Write out every entry word for word.

>> Start PROVIDED RECORDS

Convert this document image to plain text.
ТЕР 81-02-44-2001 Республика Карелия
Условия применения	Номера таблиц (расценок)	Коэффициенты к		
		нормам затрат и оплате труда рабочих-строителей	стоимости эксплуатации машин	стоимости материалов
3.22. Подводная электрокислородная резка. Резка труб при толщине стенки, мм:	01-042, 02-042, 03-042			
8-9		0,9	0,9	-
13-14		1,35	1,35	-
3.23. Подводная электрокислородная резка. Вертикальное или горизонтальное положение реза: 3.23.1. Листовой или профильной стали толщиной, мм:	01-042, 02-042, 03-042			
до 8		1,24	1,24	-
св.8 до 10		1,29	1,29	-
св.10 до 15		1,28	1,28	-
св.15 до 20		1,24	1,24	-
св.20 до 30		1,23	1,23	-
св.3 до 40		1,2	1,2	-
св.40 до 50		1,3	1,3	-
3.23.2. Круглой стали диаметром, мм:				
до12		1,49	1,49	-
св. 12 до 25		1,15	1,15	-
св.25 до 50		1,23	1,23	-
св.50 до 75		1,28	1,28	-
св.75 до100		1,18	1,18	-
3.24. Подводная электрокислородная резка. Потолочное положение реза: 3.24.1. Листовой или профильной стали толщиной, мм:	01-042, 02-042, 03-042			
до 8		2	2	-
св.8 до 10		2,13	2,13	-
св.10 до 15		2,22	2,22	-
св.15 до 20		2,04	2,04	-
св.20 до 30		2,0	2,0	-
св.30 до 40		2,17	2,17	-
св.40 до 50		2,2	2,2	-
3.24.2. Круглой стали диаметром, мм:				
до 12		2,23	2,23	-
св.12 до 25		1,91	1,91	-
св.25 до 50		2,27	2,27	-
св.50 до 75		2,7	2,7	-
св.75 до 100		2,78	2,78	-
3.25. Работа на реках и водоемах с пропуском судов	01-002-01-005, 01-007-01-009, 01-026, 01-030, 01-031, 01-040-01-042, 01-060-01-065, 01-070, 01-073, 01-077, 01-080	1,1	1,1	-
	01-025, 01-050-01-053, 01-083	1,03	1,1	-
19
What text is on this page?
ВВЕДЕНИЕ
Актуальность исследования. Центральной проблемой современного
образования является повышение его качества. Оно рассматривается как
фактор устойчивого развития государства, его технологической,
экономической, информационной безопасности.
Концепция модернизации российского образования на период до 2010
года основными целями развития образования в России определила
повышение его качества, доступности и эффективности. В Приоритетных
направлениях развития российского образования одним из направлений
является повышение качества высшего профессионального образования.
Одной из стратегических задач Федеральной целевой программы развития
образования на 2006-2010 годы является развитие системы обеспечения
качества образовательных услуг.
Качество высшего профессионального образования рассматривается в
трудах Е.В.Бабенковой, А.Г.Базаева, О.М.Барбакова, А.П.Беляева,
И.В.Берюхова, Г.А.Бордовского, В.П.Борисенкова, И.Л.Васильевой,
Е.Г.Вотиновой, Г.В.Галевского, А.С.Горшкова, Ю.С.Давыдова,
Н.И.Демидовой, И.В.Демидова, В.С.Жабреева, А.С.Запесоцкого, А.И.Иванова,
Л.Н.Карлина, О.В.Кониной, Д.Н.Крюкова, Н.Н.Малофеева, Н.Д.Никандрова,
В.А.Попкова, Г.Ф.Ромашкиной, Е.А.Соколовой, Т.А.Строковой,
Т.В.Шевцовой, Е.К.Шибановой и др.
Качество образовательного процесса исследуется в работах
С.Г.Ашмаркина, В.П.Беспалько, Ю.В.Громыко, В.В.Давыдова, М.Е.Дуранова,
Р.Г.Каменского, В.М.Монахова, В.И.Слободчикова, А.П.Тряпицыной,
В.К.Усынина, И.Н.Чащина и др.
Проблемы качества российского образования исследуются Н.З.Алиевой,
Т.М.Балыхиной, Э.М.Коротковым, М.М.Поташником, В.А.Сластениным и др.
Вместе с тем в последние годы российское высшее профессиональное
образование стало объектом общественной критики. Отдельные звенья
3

>> End PROVIDED RECORDS

→ **COMPLETE ANSWER**
Convert this document image to plain text.
ТЕР 81-02-44-2001 Республика Карелия
Условия применения	Номера таблиц (расценок)	Коэффициенты к		
		нормам затрат и оплате труда рабочих-строителей	стоимости эксплуатации машин	стоимости материалов
3.22. Подводная электрокислородная резка. Резка труб при толщине стенки, мм:	01-042, 02-042, 03-042			
8-9		0,9	0,9	-
13-14		1,35	1,35	-
3.23. Подводная электрокислородная резка. Вертикальное или горизонтальное положение реза: 3.23.1. Листовой или профильной стали толщиной, мм:	01-042, 02-042, 03-042			
до 8		1,24	1,24	-
св.8 до 10		1,29	1,29	-
св.10 до 15		1,28	1,28	-
св.15 до 20		1,24	1,24	-
св.20 до 30		1,23	1,23	-
св.3 до 40		1,2	1,2	-
св.40 до 50		1,3	1,3	-
3.23.2. Круглой стали диаметром, мм:				
до12		1,49	1,49	-
св. 12 до 25		1,15	1,15	-
св.25 до 50		1,23	1,23	-
св.50 до 75		1,28	1,28	-
св.75 до100		1,18	1,18	-
3.24. Подводная электрокислородная резка. Потолочное положение реза: 3.24.1. Листовой или профильной стали толщиной, мм:	01-042, 02-042, 03-042			
до 8		2	2	-
св.8 до 10		2,13	2,13	-
св.10 до 15		2,22	2,22	-
св.15 до 20		2,04	2,04	-
св.20 до 30		2,0	2,0	-
св.30 до 40		2,17	2,17	-
св.40 до 50		2,2	2,2	-
3.24.2. Круглой стали диаметром, мм:				
до 12		2,23	2,23	-
св.12 до 25		1,91	1,91	-
св.25 до 50		2,27	2,27	-
св.50 до 75		2,7	2,7	-
св.75 до 100		2,78	2,78	-
3.25. Работа на реках и водоемах с пропуском судов	01-002-01-005, 01-007-01-009, 01-026, 01-030, 01-031, 01-040-01-042, 01-060-01-065, 01-070, 01-073, 01-077, 01-080	1,1	1,1	-
	01-025, 01-050-01-053, 01-083	1,03	1,1	-
19
What text is on this page?
ВВЕДЕНИЕ
Актуальность исследования. Центральной проблемой современного
образования является повышение его качества. Оно рассматривается как
фактор устойчивого развития государства, его технологической,
экономической, информационной безопасности.
Концепция модернизации российского образования на период до 2010
года основными целями развития образования в России определила
повышение его качества, доступности и эффективности. В Приоритетных
направлениях развития российского образования одним из направлений
является повышение качества высшего профессионального образования.
Одной из стратегических задач Федеральной целевой программы развития
образования на 2006-2010 годы является развитие системы обеспечения
качества образовательных услуг.
Качество высшего профессионального образования рассматривается в
трудах Е.В.Бабенковой, А.Г.Базаева, О.М.Барбакова, А.П.Беляева,
И.В.Берюхова, Г.А.Бордовского, В.П.Борисенкова, И.Л.Васильевой,
Е.Г.Вотиновой, Г.В.Галевского, А.С.Горшкова, Ю.С.Давыдова,
Н.И.Демидовой, И.В.Демидова, В.С.Жабреева, А.С.Запесоцкого, А.И.Иванова,
Л.Н.Карлина, О.В.Кониной, Д.Н.Крюкова, Н.Н.Малофеева, Н.Д.Никандрова,
В.А.Попкова, Г.Ф.Ромашкиной, Е.А.Соколовой, Т.А.Строковой,
Т.В.Шевцовой, Е.К.Шибановой и др.
Качество образовательного процесса исследуется в работах
С.Г.Ашмаркина, В.П.Беспалько, Ю.В.Громыко, В.В.Давыдова, М.Е.Дуранова,
Р.Г.Каменского, В.М.Монахова, В.И.Слободчикова, А.П.Тряпицыной,
В.К.Усынина, И.Н.Чащина и др.
Проблемы качества российского образования исследуются Н.З.Алиевой,
Т.М.Балыхиной, Э.М.Коротковым, М.М.Поташником, В.А.Сластениным и др.
Вместе с тем в последние годы российское высшее профессиональное
образование стало объектом общественной критики. Отдельные звенья
3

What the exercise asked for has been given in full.